*** Provided records ***

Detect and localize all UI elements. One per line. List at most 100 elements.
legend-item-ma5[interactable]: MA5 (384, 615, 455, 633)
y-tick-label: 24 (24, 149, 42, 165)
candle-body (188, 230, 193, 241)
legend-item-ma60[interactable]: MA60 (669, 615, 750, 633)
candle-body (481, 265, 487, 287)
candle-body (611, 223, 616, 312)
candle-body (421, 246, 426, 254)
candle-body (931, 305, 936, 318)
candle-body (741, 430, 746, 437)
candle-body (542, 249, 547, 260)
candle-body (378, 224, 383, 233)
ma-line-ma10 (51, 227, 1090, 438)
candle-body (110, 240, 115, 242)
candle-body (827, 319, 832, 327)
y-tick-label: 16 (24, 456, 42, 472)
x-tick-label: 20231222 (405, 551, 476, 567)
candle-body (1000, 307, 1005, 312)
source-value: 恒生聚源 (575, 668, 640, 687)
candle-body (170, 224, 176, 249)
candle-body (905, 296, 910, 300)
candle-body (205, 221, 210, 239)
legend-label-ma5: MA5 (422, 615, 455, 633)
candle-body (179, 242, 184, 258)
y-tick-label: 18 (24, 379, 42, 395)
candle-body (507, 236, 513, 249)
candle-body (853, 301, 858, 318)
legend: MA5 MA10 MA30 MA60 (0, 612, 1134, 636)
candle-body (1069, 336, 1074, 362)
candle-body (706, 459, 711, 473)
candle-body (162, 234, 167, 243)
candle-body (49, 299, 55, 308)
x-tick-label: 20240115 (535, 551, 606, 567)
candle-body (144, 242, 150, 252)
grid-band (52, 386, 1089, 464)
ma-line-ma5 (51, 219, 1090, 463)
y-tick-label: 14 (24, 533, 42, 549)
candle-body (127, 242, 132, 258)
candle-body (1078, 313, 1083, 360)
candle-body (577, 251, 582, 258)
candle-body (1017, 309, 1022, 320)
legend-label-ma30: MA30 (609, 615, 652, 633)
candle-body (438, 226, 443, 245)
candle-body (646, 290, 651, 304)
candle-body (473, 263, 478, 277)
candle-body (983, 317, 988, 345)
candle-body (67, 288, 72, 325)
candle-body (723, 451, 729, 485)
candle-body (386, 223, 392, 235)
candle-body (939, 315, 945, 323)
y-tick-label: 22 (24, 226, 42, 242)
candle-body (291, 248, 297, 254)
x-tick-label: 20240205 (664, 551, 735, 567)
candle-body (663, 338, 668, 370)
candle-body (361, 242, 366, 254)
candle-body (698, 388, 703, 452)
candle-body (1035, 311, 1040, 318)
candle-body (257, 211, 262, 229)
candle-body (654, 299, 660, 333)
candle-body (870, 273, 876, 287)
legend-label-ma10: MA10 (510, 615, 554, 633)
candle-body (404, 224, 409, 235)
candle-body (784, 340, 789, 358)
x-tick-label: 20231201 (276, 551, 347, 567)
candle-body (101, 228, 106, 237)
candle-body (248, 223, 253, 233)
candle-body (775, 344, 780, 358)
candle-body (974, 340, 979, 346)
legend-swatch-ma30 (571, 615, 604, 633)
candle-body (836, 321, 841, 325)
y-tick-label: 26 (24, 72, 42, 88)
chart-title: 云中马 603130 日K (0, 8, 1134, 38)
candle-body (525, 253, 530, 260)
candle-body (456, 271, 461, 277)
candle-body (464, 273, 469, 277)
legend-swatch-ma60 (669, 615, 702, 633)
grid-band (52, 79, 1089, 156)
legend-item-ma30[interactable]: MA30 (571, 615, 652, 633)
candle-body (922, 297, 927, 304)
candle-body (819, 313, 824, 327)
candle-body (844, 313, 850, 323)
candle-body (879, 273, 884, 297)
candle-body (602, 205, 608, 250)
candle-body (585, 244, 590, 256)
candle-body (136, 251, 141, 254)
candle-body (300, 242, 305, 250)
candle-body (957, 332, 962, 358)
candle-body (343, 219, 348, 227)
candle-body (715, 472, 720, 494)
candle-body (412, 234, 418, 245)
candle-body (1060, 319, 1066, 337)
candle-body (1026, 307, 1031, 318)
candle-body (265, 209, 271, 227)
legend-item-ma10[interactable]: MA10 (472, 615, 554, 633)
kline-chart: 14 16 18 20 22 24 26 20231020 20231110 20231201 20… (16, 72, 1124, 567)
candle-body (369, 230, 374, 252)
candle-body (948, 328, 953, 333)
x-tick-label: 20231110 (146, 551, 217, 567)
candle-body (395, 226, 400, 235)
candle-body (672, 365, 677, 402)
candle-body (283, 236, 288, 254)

***

• Problem:
Please return every line of the material above unchanged and in its original order.

• Task solution:
Detect and localize all UI elements. One per line. List at most 100 elements.
legend-item-ma5[interactable]: MA5 (384, 615, 455, 633)
y-tick-label: 24 (24, 149, 42, 165)
candle-body (188, 230, 193, 241)
legend-item-ma60[interactable]: MA60 (669, 615, 750, 633)
candle-body (481, 265, 487, 287)
candle-body (611, 223, 616, 312)
candle-body (421, 246, 426, 254)
candle-body (931, 305, 936, 318)
candle-body (741, 430, 746, 437)
candle-body (542, 249, 547, 260)
candle-body (378, 224, 383, 233)
ma-line-ma10 (51, 227, 1090, 438)
candle-body (110, 240, 115, 242)
candle-body (827, 319, 832, 327)
y-tick-label: 16 (24, 456, 42, 472)
x-tick-label: 20231222 (405, 551, 476, 567)
candle-body (1000, 307, 1005, 312)
source-value: 恒生聚源 (575, 668, 640, 687)
candle-body (170, 224, 176, 249)
candle-body (905, 296, 910, 300)
candle-body (205, 221, 210, 239)
legend-label-ma5: MA5 (422, 615, 455, 633)
candle-body (179, 242, 184, 258)
y-tick-label: 18 (24, 379, 42, 395)
candle-body (507, 236, 513, 249)
candle-body (853, 301, 858, 318)
legend: MA5 MA10 MA30 MA60 (0, 612, 1134, 636)
candle-body (1069, 336, 1074, 362)
candle-body (706, 459, 711, 473)
candle-body (162, 234, 167, 243)
candle-body (49, 299, 55, 308)
x-tick-label: 20240115 (535, 551, 606, 567)
candle-body (144, 242, 150, 252)
grid-band (52, 386, 1089, 464)
ma-line-ma5 (51, 219, 1090, 463)
y-tick-label: 14 (24, 533, 42, 549)
candle-body (127, 242, 132, 258)
candle-body (1078, 313, 1083, 360)
candle-body (577, 251, 582, 258)
candle-body (1017, 309, 1022, 320)
legend-label-ma30: MA30 (609, 615, 652, 633)
candle-body (438, 226, 443, 245)
candle-body (646, 290, 651, 304)
candle-body (473, 263, 478, 277)
candle-body (983, 317, 988, 345)
candle-body (67, 288, 72, 325)
candle-body (723, 451, 729, 485)
candle-body (386, 223, 392, 235)
candle-body (939, 315, 945, 323)
y-tick-label: 22 (24, 226, 42, 242)
candle-body (291, 248, 297, 254)
x-tick-label: 20240205 (664, 551, 735, 567)
candle-body (663, 338, 668, 370)
candle-body (361, 242, 366, 254)
candle-body (698, 388, 703, 452)
candle-body (1035, 311, 1040, 318)
candle-body (257, 211, 262, 229)
candle-body (654, 299, 660, 333)
candle-body (870, 273, 876, 287)
legend-label-ma10: MA10 (510, 615, 554, 633)
candle-body (404, 224, 409, 235)
candle-body (784, 340, 789, 358)
x-tick-label: 20231201 (276, 551, 347, 567)
candle-body (101, 228, 106, 237)
candle-body (248, 223, 253, 233)
candle-body (775, 344, 780, 358)
candle-body (974, 340, 979, 346)
legend-swatch-ma30 (571, 615, 604, 633)
candle-body (836, 321, 841, 325)
y-tick-label: 26 (24, 72, 42, 88)
chart-title: 云中马 603130 日K (0, 8, 1134, 38)
candle-body (525, 253, 530, 260)
candle-body (456, 271, 461, 277)
candle-body (464, 273, 469, 277)
legend-swatch-ma60 (669, 615, 702, 633)
grid-band (52, 79, 1089, 156)
legend-item-ma30[interactable]: MA30 (571, 615, 652, 633)
candle-body (922, 297, 927, 304)
candle-body (819, 313, 824, 327)
candle-body (844, 313, 850, 323)
candle-body (879, 273, 884, 297)
candle-body (602, 205, 608, 250)
candle-body (585, 244, 590, 256)
candle-body (136, 251, 141, 254)
candle-body (300, 242, 305, 250)
candle-body (957, 332, 962, 358)
candle-body (343, 219, 348, 227)
candle-body (715, 472, 720, 494)
candle-body (412, 234, 418, 245)
candle-body (1060, 319, 1066, 337)
candle-body (1026, 307, 1031, 318)
candle-body (265, 209, 271, 227)
legend-item-ma10[interactable]: MA10 (472, 615, 554, 633)
kline-chart: 14 16 18 20 22 24 26 20231020 20231110 20231201 20… (16, 72, 1124, 567)
candle-body (369, 230, 374, 252)
candle-body (948, 328, 953, 333)
x-tick-label: 20231110 (146, 551, 217, 567)
candle-body (395, 226, 400, 235)
candle-body (672, 365, 677, 402)
candle-body (283, 236, 288, 254)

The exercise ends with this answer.